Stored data
⁂

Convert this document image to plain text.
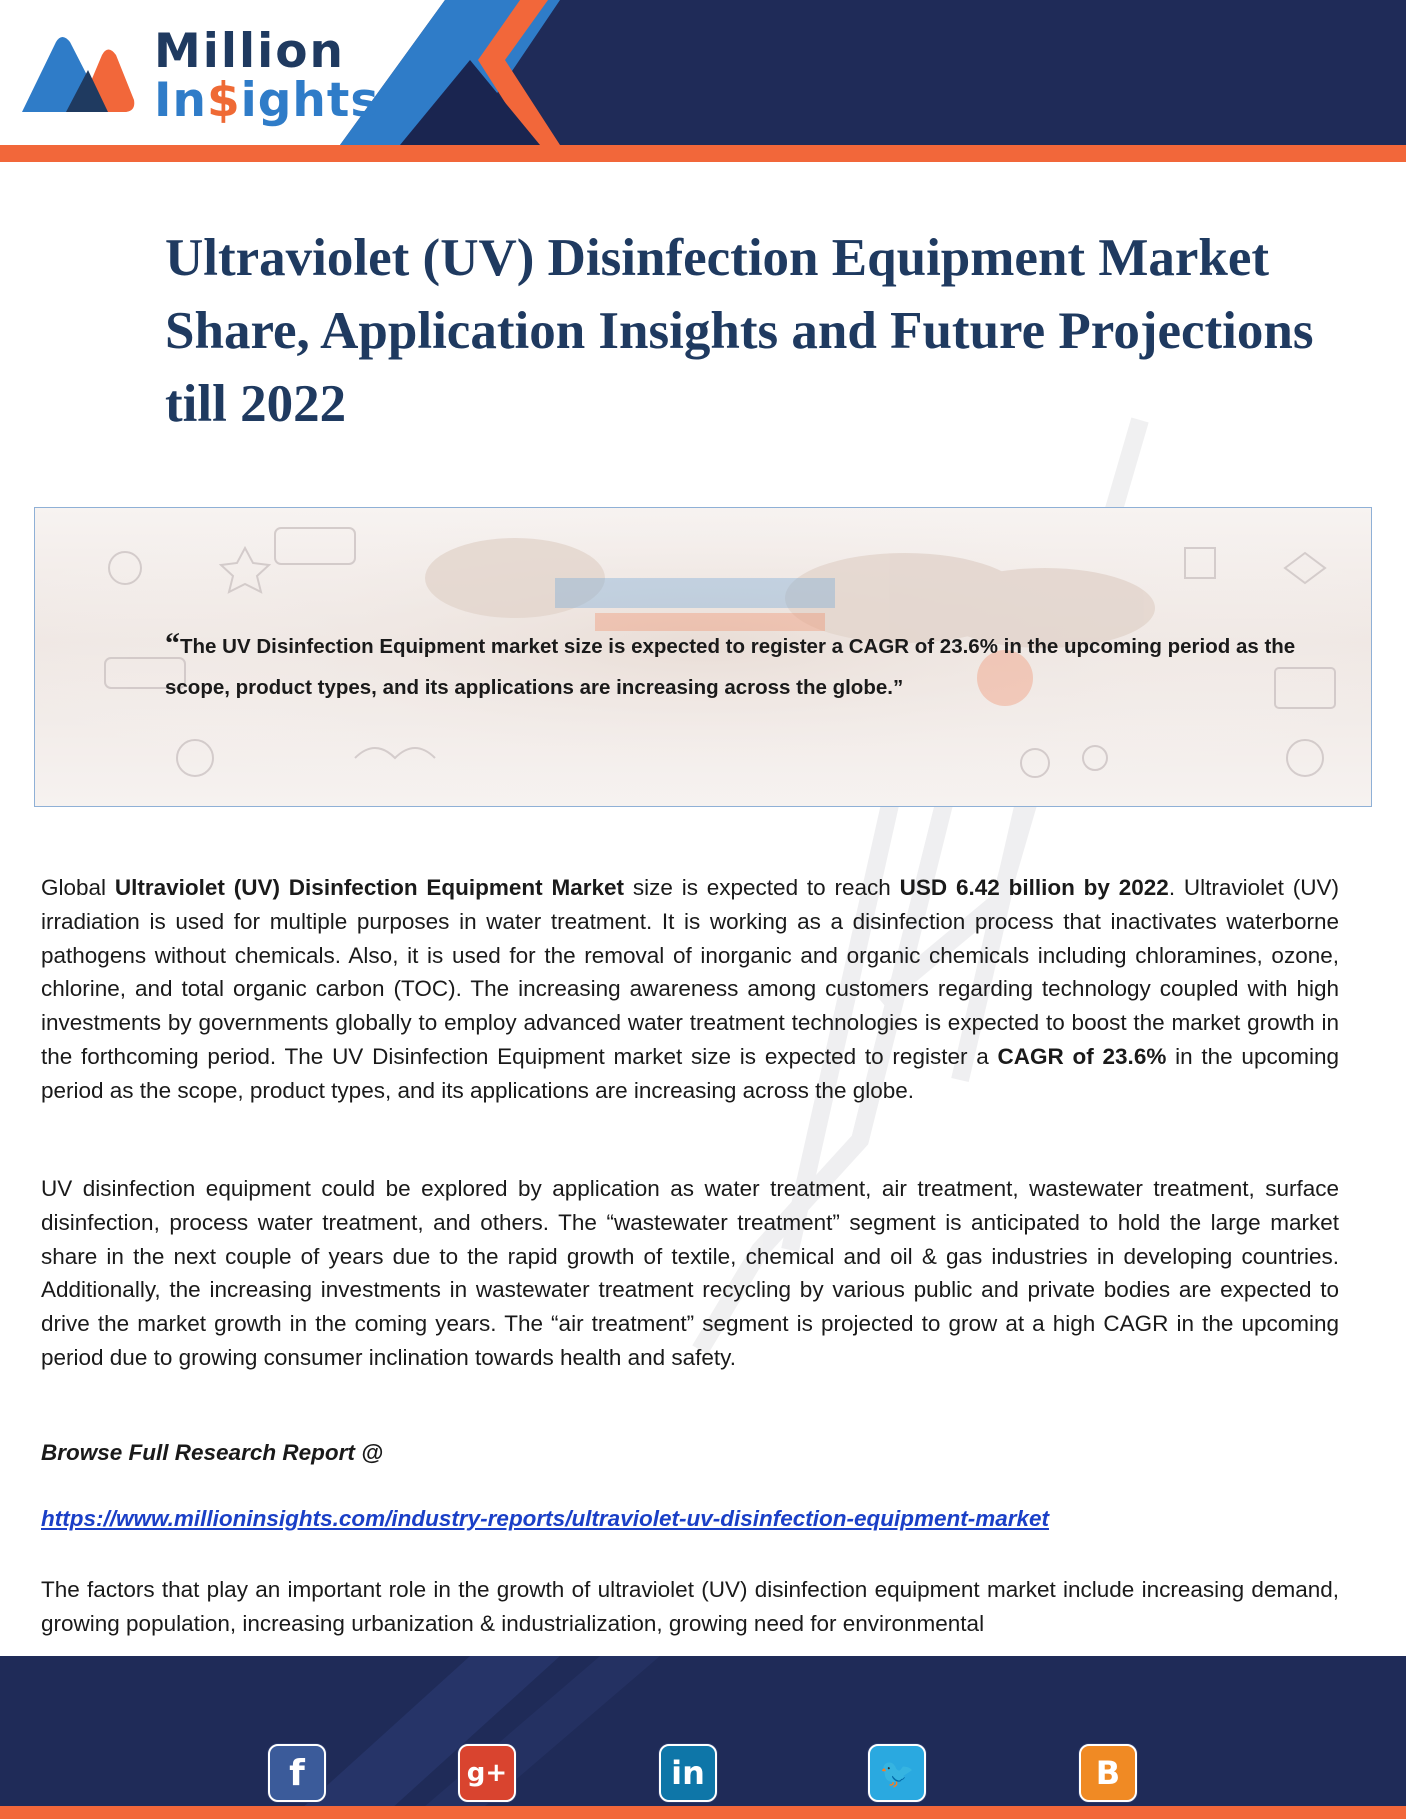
Million
In$ights
Ultraviolet (UV) Disinfection Equipment Market Share, Application Insights and Future Projections till 2022

“The UV Disinfection Equipment market size is expected to register a CAGR of 23.6% in the upcoming period as the scope, product types, and its applications are increasing across the globe.”

Global Ultraviolet (UV) Disinfection Equipment Market size is expected to reach USD 6.42 billion by 2022. Ultraviolet (UV) irradiation is used for multiple purposes in water treatment. It is working as a disinfection process that inactivates waterborne pathogens without chemicals. Also, it is used for the removal of inorganic and organic chemicals including chloramines, ozone, chlorine, and total organic carbon (TOC). The increasing awareness among customers regarding technology coupled with high investments by governments globally to employ advanced water treatment technologies is expected to boost the market growth in the forthcoming period. The UV Disinfection Equipment market size is expected to register a CAGR of 23.6% in the upcoming period as the scope, product types, and its applications are increasing across the globe.

UV disinfection equipment could be explored by application as water treatment, air treatment, wastewater treatment, surface disinfection, process water treatment, and others. The “wastewater treatment” segment is anticipated to hold the large market share in the next couple of years due to the rapid growth of textile, chemical and oil & gas industries in developing countries. Additionally, the increasing investments in wastewater treatment recycling by various public and private bodies are expected to drive the market growth in the coming years. The “air treatment” segment is projected to grow at a high CAGR in the upcoming period due to growing consumer inclination towards health and safety.

Browse Full Research Report @

https://www.millioninsights.com/industry-reports/ultraviolet-uv-disinfection-equipment-market

The factors that play an important role in the growth of ultraviolet (UV) disinfection equipment market include increasing demand, growing population, increasing urbanization & industrialization, growing need for environmental

f	g+	in	🐦	B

⁂

Problem requirements: Please copy out the entries above exactly as they appear, but skip their images.

Written response:
Convert this document image to plain text.
Million
In$ights
Ultraviolet (UV) Disinfection Equipment Market Share, Application Insights and Future Projections till 2022

“The UV Disinfection Equipment market size is expected to register a CAGR of 23.6% in the upcoming period as the scope, product types, and its applications are increasing across the globe.”

Global Ultraviolet (UV) Disinfection Equipment Market size is expected to reach USD 6.42 billion by 2022. Ultraviolet (UV) irradiation is used for multiple purposes in water treatment. It is working as a disinfection process that inactivates waterborne pathogens without chemicals. Also, it is used for the removal of inorganic and organic chemicals including chloramines, ozone, chlorine, and total organic carbon (TOC). The increasing awareness among customers regarding technology coupled with high investments by governments globally to employ advanced water treatment technologies is expected to boost the market growth in the forthcoming period. The UV Disinfection Equipment market size is expected to register a CAGR of 23.6% in the upcoming period as the scope, product types, and its applications are increasing across the globe.

UV disinfection equipment could be explored by application as water treatment, air treatment, wastewater treatment, surface disinfection, process water treatment, and others. The “wastewater treatment” segment is anticipated to hold the large market share in the next couple of years due to the rapid growth of textile, chemical and oil & gas industries in developing countries. Additionally, the increasing investments in wastewater treatment recycling by various public and private bodies are expected to drive the market growth in the coming years. The “air treatment” segment is projected to grow at a high CAGR in the upcoming period due to growing consumer inclination towards health and safety.

Browse Full Research Report @

https://www.millioninsights.com/industry-reports/ultraviolet-uv-disinfection-equipment-market

The factors that play an important role in the growth of ultraviolet (UV) disinfection equipment market include increasing demand, growing population, increasing urbanization & industrialization, growing need for environmental

f	g+	in	🐦	B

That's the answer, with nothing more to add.